--- Data lines ---

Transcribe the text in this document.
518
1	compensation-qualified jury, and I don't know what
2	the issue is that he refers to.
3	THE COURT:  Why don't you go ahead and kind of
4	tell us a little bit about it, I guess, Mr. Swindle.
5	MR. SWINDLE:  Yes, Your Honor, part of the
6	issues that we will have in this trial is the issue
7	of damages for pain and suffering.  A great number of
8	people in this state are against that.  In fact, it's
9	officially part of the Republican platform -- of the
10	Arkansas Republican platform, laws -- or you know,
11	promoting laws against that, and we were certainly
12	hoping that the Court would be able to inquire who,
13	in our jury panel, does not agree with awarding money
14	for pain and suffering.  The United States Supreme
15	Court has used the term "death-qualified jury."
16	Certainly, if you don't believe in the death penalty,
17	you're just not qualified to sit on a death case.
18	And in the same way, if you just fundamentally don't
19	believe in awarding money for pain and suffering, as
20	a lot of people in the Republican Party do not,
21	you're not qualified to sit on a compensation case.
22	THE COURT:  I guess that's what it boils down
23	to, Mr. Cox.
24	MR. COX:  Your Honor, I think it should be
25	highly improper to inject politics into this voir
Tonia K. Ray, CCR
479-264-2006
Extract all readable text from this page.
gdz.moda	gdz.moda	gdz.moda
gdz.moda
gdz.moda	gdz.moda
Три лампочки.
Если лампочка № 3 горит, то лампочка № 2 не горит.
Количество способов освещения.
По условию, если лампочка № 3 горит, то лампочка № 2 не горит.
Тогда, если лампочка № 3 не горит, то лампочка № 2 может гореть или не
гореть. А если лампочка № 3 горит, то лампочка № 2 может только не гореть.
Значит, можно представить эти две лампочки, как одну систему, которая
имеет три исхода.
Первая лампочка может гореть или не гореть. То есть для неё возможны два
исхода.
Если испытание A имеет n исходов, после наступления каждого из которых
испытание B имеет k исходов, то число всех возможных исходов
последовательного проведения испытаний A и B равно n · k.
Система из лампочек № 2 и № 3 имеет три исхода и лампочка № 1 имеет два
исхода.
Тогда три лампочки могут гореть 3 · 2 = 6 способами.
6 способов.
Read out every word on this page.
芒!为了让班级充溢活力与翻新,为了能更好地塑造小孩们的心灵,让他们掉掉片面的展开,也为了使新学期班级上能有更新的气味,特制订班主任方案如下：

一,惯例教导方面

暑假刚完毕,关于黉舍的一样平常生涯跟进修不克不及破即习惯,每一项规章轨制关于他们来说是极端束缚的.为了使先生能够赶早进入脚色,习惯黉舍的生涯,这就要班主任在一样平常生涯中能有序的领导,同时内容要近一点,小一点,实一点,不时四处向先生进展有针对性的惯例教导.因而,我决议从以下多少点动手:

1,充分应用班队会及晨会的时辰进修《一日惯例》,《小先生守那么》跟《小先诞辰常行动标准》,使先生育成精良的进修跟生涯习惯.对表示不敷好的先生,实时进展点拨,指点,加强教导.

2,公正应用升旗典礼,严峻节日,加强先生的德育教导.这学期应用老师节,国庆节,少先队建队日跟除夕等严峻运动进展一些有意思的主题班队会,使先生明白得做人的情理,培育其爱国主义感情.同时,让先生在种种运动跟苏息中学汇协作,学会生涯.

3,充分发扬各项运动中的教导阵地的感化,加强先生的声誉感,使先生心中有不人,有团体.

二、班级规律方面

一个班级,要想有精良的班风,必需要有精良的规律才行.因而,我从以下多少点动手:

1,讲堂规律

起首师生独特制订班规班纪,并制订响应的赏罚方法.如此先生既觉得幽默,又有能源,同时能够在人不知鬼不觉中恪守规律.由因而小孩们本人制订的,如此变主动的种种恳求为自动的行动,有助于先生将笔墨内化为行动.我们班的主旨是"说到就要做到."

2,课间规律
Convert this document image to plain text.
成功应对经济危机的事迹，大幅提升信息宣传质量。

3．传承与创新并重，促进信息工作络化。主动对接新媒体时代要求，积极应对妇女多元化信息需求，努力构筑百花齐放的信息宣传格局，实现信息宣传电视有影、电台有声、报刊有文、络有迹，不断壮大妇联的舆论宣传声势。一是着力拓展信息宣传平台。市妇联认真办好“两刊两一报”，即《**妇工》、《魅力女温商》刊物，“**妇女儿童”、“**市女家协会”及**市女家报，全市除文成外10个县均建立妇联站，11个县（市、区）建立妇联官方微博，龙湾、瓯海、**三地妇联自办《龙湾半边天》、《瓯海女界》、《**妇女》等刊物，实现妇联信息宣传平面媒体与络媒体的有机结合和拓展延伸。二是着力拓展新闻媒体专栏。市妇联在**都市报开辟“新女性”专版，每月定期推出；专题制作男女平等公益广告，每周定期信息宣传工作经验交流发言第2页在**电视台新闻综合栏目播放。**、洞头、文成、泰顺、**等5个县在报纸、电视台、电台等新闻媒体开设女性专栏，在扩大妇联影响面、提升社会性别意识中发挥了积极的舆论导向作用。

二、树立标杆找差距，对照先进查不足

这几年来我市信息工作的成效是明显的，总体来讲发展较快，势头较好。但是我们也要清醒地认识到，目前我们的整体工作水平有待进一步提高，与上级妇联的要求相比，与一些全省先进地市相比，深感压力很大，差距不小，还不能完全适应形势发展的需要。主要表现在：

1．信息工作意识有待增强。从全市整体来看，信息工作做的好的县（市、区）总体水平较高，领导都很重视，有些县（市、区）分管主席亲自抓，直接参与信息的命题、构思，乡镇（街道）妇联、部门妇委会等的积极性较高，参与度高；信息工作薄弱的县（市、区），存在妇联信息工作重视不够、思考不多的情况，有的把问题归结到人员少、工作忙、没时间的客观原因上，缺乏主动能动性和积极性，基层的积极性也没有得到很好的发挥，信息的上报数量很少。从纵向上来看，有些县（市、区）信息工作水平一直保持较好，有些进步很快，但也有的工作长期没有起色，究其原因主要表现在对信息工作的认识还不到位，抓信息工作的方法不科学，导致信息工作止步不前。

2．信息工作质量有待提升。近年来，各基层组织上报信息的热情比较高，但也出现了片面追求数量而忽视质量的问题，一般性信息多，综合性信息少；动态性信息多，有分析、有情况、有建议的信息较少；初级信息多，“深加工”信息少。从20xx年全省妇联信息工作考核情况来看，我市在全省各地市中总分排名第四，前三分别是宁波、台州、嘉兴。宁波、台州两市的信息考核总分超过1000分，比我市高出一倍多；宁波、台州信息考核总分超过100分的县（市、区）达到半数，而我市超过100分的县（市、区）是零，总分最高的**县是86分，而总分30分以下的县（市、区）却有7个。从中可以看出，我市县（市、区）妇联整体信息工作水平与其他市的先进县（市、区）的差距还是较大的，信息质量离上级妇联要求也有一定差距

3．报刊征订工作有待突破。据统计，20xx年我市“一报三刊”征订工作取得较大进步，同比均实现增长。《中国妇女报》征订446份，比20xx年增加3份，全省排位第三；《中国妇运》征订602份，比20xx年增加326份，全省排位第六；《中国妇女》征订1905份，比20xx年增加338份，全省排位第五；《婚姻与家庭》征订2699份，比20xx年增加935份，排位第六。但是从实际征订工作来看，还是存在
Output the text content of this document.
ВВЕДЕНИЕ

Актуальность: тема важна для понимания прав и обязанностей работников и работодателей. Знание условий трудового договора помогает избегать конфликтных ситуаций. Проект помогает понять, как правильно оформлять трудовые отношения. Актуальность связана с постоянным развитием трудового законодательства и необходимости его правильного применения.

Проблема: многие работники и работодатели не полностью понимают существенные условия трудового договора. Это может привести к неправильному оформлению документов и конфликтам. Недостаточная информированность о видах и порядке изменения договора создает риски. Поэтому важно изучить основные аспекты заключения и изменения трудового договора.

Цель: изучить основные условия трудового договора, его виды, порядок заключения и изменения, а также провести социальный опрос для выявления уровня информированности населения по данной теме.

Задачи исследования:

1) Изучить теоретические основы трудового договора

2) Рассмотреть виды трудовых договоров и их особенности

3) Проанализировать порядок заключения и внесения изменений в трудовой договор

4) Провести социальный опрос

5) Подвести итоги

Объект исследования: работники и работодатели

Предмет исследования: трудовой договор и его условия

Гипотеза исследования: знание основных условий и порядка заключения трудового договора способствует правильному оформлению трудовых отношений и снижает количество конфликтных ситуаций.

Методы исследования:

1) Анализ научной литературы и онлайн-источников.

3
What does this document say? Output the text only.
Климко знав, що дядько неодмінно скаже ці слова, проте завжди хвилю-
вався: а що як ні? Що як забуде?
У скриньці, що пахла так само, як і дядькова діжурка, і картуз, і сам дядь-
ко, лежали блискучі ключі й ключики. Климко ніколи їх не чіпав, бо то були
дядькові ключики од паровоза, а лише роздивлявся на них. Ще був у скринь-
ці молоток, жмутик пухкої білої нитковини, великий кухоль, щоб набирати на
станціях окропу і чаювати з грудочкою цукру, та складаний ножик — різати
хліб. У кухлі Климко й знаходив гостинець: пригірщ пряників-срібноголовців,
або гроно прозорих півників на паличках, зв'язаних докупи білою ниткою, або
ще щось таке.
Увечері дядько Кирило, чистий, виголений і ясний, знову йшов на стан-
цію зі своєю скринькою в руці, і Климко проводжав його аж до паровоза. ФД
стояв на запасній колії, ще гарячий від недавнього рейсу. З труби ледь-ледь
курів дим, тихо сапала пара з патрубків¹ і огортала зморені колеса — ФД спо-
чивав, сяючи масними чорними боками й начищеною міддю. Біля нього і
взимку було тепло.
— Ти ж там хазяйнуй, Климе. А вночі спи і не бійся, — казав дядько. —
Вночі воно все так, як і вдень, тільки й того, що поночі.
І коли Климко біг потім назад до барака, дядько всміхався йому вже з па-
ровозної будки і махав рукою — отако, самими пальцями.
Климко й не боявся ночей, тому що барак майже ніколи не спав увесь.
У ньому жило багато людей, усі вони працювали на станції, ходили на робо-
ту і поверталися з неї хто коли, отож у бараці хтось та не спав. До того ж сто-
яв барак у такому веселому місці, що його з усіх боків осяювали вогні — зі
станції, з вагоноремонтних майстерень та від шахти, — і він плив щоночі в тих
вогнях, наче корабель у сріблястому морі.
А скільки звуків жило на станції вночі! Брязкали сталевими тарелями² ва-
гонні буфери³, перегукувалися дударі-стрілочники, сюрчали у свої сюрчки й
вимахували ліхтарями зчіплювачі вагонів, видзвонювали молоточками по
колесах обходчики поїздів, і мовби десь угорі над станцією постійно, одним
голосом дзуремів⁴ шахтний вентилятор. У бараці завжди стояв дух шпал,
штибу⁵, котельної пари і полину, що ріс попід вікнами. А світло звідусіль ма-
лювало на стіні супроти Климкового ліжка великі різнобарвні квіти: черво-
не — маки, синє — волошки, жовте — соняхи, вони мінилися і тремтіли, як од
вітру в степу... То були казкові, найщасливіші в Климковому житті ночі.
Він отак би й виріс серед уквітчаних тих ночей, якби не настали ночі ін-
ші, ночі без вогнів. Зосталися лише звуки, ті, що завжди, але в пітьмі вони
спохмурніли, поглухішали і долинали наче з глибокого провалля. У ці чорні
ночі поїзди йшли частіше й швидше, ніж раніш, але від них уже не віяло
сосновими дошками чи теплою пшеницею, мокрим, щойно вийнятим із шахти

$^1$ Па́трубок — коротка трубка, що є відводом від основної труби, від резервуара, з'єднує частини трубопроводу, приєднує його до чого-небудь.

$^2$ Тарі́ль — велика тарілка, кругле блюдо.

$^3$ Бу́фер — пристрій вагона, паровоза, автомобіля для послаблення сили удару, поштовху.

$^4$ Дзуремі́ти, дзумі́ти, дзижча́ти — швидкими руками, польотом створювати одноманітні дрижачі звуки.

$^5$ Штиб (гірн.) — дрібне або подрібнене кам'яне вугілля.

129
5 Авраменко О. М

---

Problem requirements
For this exercise, gather every line of the data that contains the word "Honor".

Result of the exercise
5	MR. SWINDLE:  Yes, Your Honor, part of the
24	MR. COX:  Your Honor, I think it should be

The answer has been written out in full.